*** SELECTED EXTRACT

On Wed, 03 May 2000 10:19:47 +0200, "Stefan Eissing" wrote:
Background: I have patched DBD::Oracle to recognize utf8 locale
and return utf8 scalars for Perl 5.6.0. It works. In one of the
standard tests however, a string with utf8 chars is inserted
into a BLOB, correctly read back again, but not eq to the original
string. 

Perl 5.6.0 has known bugs in Unicode support (which is why it is
marked "experimental").  eq not knowing about SvUTF8 is one of them.

The attached patch should help.


Sarathy
gsar(_at_)ActiveState(_dot_)com
-----------------------------------8<-----------------------------------
Change 5921 by gsar(_at_)auger on 2000/04/24 06:58:26

      make eq unicode-aware (from Gisle Aas); fix bogus tests revealed
      by fix

Affected files ...

... //depot/perl/sv.c#226 edit
... //depot/perl/t/lib/charnames.t#9 edit
... //depot/perl/t/pragma/utf8.t#6 edit

Differences ...

******
*** DATA ROWS

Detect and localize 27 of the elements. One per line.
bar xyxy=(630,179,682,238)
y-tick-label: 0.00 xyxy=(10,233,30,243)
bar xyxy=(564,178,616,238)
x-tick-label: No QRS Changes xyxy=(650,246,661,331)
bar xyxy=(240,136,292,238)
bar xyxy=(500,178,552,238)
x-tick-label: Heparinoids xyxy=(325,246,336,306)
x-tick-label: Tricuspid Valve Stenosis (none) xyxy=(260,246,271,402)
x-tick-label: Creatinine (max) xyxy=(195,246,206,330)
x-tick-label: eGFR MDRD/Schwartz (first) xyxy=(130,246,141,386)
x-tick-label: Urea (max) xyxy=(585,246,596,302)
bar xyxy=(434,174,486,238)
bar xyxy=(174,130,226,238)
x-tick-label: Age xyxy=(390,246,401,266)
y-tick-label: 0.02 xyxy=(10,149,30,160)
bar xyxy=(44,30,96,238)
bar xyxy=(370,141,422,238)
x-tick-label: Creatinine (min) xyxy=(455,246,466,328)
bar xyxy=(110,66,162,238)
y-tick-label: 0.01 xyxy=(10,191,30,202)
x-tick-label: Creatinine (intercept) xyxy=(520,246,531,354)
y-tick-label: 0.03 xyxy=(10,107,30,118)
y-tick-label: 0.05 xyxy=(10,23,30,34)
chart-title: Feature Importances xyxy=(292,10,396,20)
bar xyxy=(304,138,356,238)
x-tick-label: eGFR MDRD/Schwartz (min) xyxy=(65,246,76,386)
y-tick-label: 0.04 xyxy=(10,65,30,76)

******

TASKS AND EXERCISES
**1)** Answer these questions about the Perl 5.6.0 Unicode post:
(a) For which Perl version was DBD::Oracle patched to return utf8 scalars?
(b) What reason does the reply give for Perl 5.6.0's Unicode support being marked "experimental"?
(c) Which file under //depot/perl/t/pragma appears among the affected files?
**2)** Carry on the Perl 5.6.0 Unicode post, picking up after its final line.

TASK-BY-TASK RESULTS
**1)**
(a) Perl 5.6.0.
(b) Perl 5.6.0 has known bugs in its Unicode support.
(c) utf8.t#6.

**2)**
==== //depot/perl/sv.c#226 (text) ====
Index: perl/sv.c
--- perl/sv.c.~1~     Wed May  3 08:41:47 2000
+++ perl/sv.c Wed May  3 08:41:47 2000
@@ -3920,10 +3920,19 @@
     else
      pv1 = SvPV(str1, cur1);
 
-    if (!str2)
-     return !cur1;
-    else
-     pv2 = SvPV(str2, cur2);
+    if (cur1) {
+     if (!str2)
+         return 0;
+     if (SvUTF8(str1) != SvUTF8(str2)) {
+         if (SvUTF8(str1)) {
+             sv_utf8_upgrade(str2);
+         }
+         else {
+             sv_utf8_upgrade(str1);
+         }
+     }
+    }
+    pv2 = SvPV(str2, cur2);
 
     if (cur1 != cur2)
      return 0;

==== //depot/perl/t/lib/charnames.t#9 (text) ====
Index: perl/t/lib/charnames.t
--- perl/t/lib/charnames.t.~1~        Wed May  3 08:41:47 2000
+++ perl/t/lib/charnames.t    Wed May  3 08:41:47 2000
@@ -42,15 +42,21 @@
 $encoded_be = "\320\261";
 $encoded_alpha = "\316\261";
 $encoded_bet = "\327\221";
+
+sub to_bytes {
+    use bytes;
+    my $bytes = shift;
+}
+
 {
   use charnames ':full';
 
-  print "not " unless "\N{CYRILLIC SMALL LETTER BE}" eq $encoded_be;
+  print "not " unless to_bytes("\N{CYRILLIC SMALL LETTER BE}") 
eq $encoded_be;
   print "ok 4\n";
 
   use charnames qw(cyrillic greek :short);
 
-  print "not " unless "\N{be},\N{alpha},\N{hebrew:bet}" 
+  print "not " unless to_bytes("\N{be},\N{alpha},\N{hebrew:bet}")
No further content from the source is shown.